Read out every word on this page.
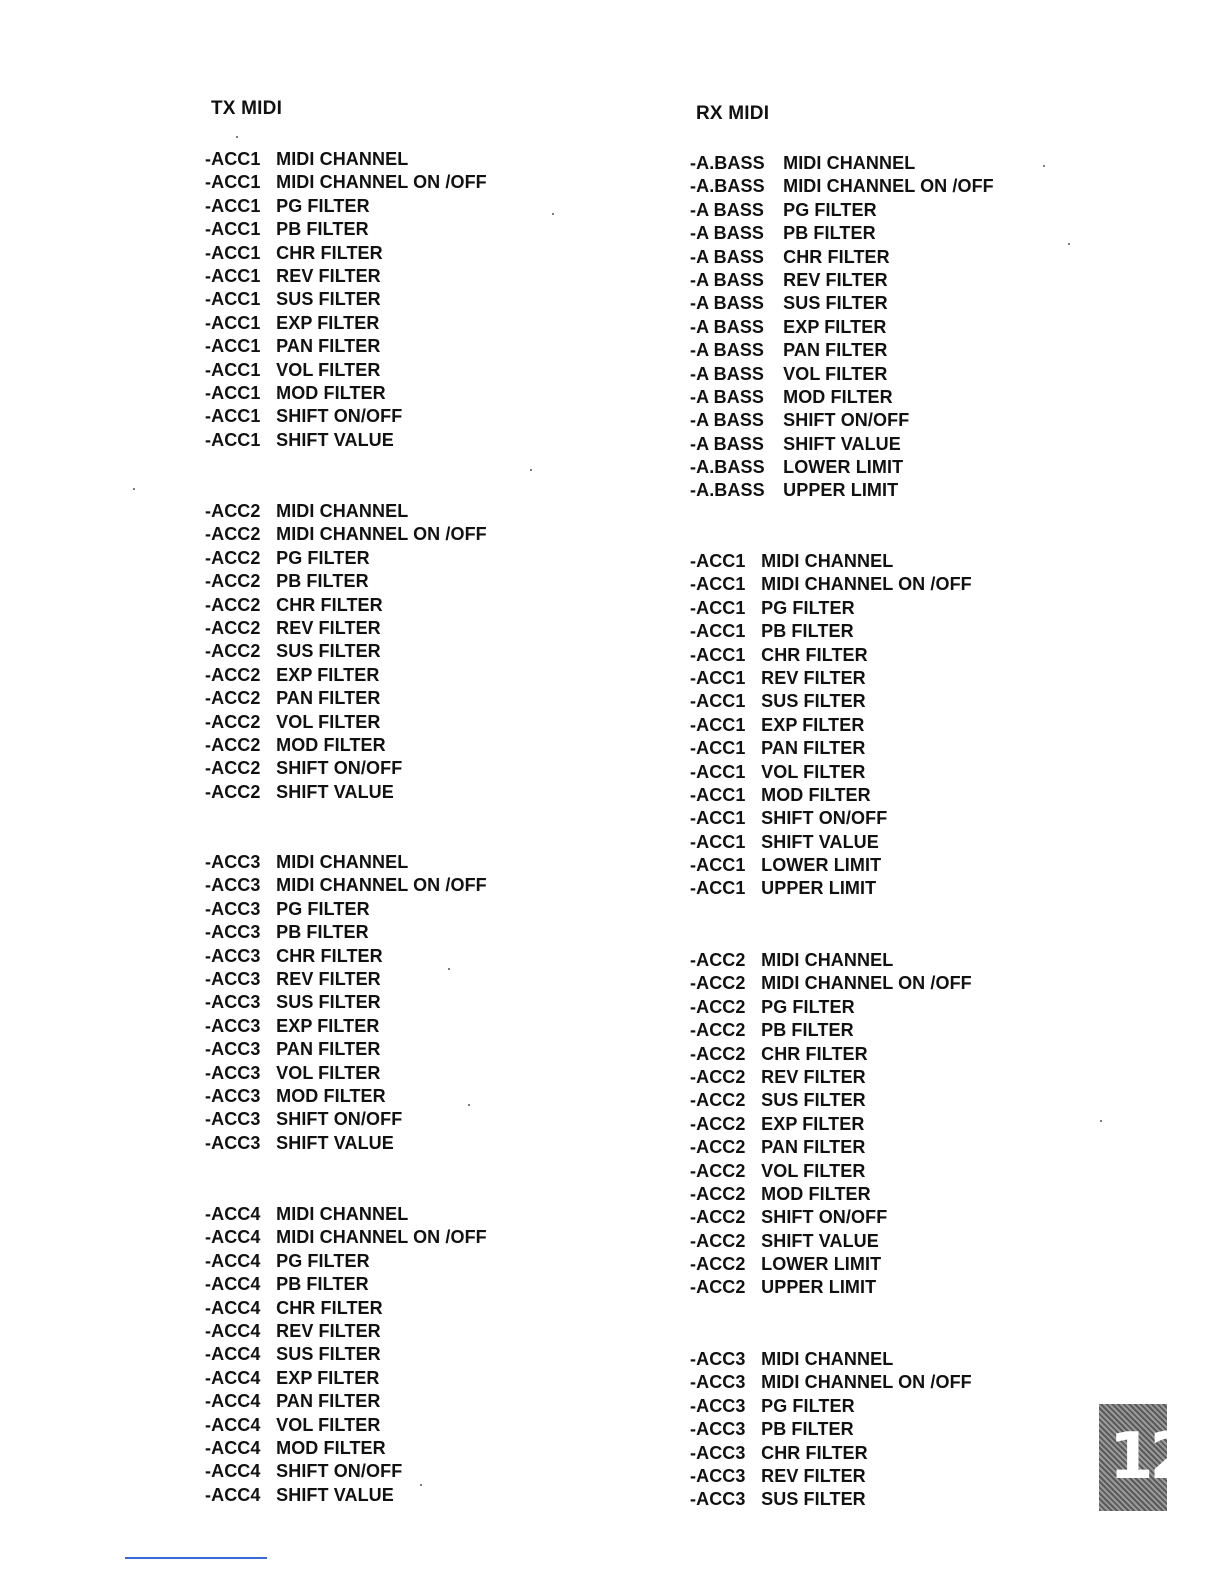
TX MIDI
-ACC1 MIDI CHANNEL
-ACC1 MIDI CHANNEL ON /OFF
-ACC1 PG FILTER
-ACC1 PB FILTER
-ACC1 CHR FILTER
-ACC1 REV FILTER
-ACC1 SUS FILTER
-ACC1 EXP FILTER
-ACC1 PAN FILTER
-ACC1 VOL FILTER
-ACC1 MOD FILTER
-ACC1 SHIFT ON/OFF
-ACC1 SHIFT VALUE
-ACC2 MIDI CHANNEL
-ACC2 MIDI CHANNEL ON /OFF
-ACC2 PG FILTER
-ACC2 PB FILTER
-ACC2 CHR FILTER
-ACC2 REV FILTER
-ACC2 SUS FILTER
-ACC2 EXP FILTER
-ACC2 PAN FILTER
-ACC2 VOL FILTER
-ACC2 MOD FILTER
-ACC2 SHIFT ON/OFF
-ACC2 SHIFT VALUE
-ACC3 MIDI CHANNEL
-ACC3 MIDI CHANNEL ON /OFF
-ACC3 PG FILTER
-ACC3 PB FILTER
-ACC3 CHR FILTER
-ACC3 REV FILTER
-ACC3 SUS FILTER
-ACC3 EXP FILTER
-ACC3 PAN FILTER
-ACC3 VOL FILTER
-ACC3 MOD FILTER
-ACC3 SHIFT ON/OFF
-ACC3 SHIFT VALUE
-ACC4 MIDI CHANNEL
-ACC4 MIDI CHANNEL ON /OFF
-ACC4 PG FILTER
-ACC4 PB FILTER
-ACC4 CHR FILTER
-ACC4 REV FILTER
-ACC4 SUS FILTER
-ACC4 EXP FILTER
-ACC4 PAN FILTER
-ACC4 VOL FILTER
-ACC4 MOD FILTER
-ACC4 SHIFT ON/OFF
-ACC4 SHIFT VALUE
RX MIDI
-A.BASS MIDI CHANNEL
-A.BASS MIDI CHANNEL ON /OFF
-A BASS PG FILTER
-A BASS PB FILTER
-A BASS CHR FILTER
-A BASS REV FILTER
-A BASS SUS FILTER
-A BASS EXP FILTER
-A BASS PAN FILTER
-A BASS VOL FILTER
-A BASS MOD FILTER
-A BASS SHIFT ON/OFF
-A BASS SHIFT VALUE
-A.BASS LOWER LIMIT
-A.BASS UPPER LIMIT
-ACC1 MIDI CHANNEL
-ACC1 MIDI CHANNEL ON /OFF
-ACC1 PG FILTER
-ACC1 PB FILTER
-ACC1 CHR FILTER
-ACC1 REV FILTER
-ACC1 SUS FILTER
-ACC1 EXP FILTER
-ACC1 PAN FILTER
-ACC1 VOL FILTER
-ACC1 MOD FILTER
-ACC1 SHIFT ON/OFF
-ACC1 SHIFT VALUE
-ACC1 LOWER LIMIT
-ACC1 UPPER LIMIT
-ACC2 MIDI CHANNEL
-ACC2 MIDI CHANNEL ON /OFF
-ACC2 PG FILTER
-ACC2 PB FILTER
-ACC2 CHR FILTER
-ACC2 REV FILTER
-ACC2 SUS FILTER
-ACC2 EXP FILTER
-ACC2 PAN FILTER
-ACC2 VOL FILTER
-ACC2 MOD FILTER
-ACC2 SHIFT ON/OFF
-ACC2 SHIFT VALUE
-ACC2 LOWER LIMIT
-ACC2 UPPER LIMIT
-ACC3 MIDI CHANNEL
-ACC3 MIDI CHANNEL ON /OFF
-ACC3 PG FILTER
-ACC3 PB FILTER
-ACC3 CHR FILTER
-ACC3 REV FILTER
-ACC3 SUS FILTER
12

-*-*-

REQUIRED TASK: Find every line that holds "LOWER" and copy it.

EXERCISE OUTPUT:
-A.BASS LOWER LIMIT
-ACC1 LOWER LIMIT
-ACC2 LOWER LIMIT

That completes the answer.